* [YOUR GOAL]
Of the lines in this material, how many contain "center"? Answer with a single number only.

START INPUT MATERIAL

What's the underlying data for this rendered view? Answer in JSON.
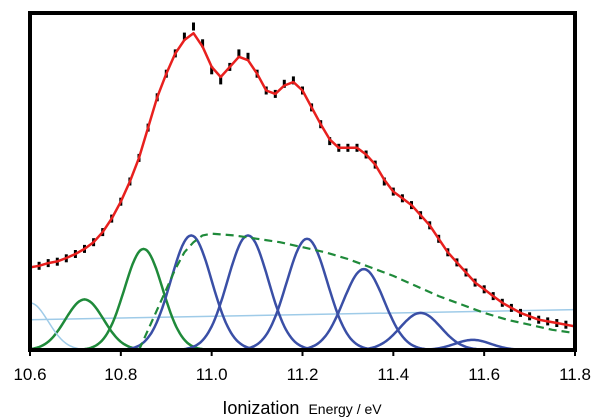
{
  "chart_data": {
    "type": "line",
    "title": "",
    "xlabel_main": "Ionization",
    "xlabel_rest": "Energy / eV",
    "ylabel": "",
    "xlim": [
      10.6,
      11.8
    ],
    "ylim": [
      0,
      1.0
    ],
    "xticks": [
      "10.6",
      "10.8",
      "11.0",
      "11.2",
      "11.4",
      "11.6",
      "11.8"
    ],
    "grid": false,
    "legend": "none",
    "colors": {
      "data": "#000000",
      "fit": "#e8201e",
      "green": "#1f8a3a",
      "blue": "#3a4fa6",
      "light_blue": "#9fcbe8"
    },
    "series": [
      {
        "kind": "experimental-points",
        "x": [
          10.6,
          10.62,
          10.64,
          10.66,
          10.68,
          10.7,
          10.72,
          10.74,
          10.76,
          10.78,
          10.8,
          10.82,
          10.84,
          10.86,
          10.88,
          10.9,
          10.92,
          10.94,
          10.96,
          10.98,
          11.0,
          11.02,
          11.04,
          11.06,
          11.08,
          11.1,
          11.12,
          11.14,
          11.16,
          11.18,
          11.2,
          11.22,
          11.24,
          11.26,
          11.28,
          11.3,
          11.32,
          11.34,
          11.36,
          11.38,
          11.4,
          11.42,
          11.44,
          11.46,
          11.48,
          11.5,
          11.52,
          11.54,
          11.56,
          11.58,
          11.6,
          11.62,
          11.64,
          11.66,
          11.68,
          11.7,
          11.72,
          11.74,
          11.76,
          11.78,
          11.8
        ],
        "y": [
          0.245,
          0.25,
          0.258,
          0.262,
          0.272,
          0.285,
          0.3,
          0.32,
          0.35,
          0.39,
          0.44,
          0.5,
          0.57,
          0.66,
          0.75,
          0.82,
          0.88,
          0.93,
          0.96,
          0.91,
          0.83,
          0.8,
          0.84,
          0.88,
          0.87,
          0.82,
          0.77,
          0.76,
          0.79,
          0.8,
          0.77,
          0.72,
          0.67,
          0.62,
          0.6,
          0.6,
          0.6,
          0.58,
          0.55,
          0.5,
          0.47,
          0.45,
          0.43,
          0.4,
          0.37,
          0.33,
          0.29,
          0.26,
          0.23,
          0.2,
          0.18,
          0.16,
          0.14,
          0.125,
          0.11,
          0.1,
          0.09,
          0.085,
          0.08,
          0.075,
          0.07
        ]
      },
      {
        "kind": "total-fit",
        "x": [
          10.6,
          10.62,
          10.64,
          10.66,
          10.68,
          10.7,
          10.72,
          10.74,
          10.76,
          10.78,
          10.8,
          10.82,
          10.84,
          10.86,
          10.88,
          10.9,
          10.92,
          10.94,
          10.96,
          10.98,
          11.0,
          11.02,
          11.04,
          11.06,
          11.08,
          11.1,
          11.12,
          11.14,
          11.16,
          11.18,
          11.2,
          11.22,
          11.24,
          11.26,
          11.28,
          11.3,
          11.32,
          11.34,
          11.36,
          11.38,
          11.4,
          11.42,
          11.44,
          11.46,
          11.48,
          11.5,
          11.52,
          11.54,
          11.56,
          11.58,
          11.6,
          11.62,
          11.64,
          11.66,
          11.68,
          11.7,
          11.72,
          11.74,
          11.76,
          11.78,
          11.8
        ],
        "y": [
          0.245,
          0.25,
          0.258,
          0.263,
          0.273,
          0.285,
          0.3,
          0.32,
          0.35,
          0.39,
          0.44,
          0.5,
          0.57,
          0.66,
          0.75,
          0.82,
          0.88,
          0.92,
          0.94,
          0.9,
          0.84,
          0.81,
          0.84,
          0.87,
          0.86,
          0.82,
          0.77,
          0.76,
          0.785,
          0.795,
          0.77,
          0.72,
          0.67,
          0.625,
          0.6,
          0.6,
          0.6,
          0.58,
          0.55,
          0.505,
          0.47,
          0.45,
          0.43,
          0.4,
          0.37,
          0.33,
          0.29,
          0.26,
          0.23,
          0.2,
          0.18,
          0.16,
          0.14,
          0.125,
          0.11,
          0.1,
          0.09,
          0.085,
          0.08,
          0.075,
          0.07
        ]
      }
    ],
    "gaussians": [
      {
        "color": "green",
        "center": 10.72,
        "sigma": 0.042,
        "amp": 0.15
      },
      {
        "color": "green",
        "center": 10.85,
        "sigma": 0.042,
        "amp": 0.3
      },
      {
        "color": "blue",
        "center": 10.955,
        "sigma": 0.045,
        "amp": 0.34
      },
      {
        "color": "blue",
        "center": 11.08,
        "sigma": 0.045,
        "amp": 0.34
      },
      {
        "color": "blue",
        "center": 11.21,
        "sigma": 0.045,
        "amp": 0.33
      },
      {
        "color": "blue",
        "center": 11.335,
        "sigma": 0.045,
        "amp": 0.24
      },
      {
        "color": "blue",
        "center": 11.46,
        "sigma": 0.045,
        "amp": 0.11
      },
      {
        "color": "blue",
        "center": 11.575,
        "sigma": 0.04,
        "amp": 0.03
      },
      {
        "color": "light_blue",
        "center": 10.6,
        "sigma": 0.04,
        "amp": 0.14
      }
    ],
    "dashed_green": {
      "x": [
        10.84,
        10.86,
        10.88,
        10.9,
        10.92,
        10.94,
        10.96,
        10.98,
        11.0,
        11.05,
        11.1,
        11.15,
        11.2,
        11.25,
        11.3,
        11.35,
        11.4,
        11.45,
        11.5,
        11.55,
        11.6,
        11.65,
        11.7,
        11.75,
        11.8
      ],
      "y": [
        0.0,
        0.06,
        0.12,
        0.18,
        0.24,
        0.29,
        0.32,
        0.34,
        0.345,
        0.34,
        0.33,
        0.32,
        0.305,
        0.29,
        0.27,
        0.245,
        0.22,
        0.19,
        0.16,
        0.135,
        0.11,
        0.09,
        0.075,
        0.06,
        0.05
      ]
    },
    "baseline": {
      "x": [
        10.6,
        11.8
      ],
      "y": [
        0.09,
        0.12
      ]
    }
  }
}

END INPUT MATERIAL

* [WRITTEN REPLY]
9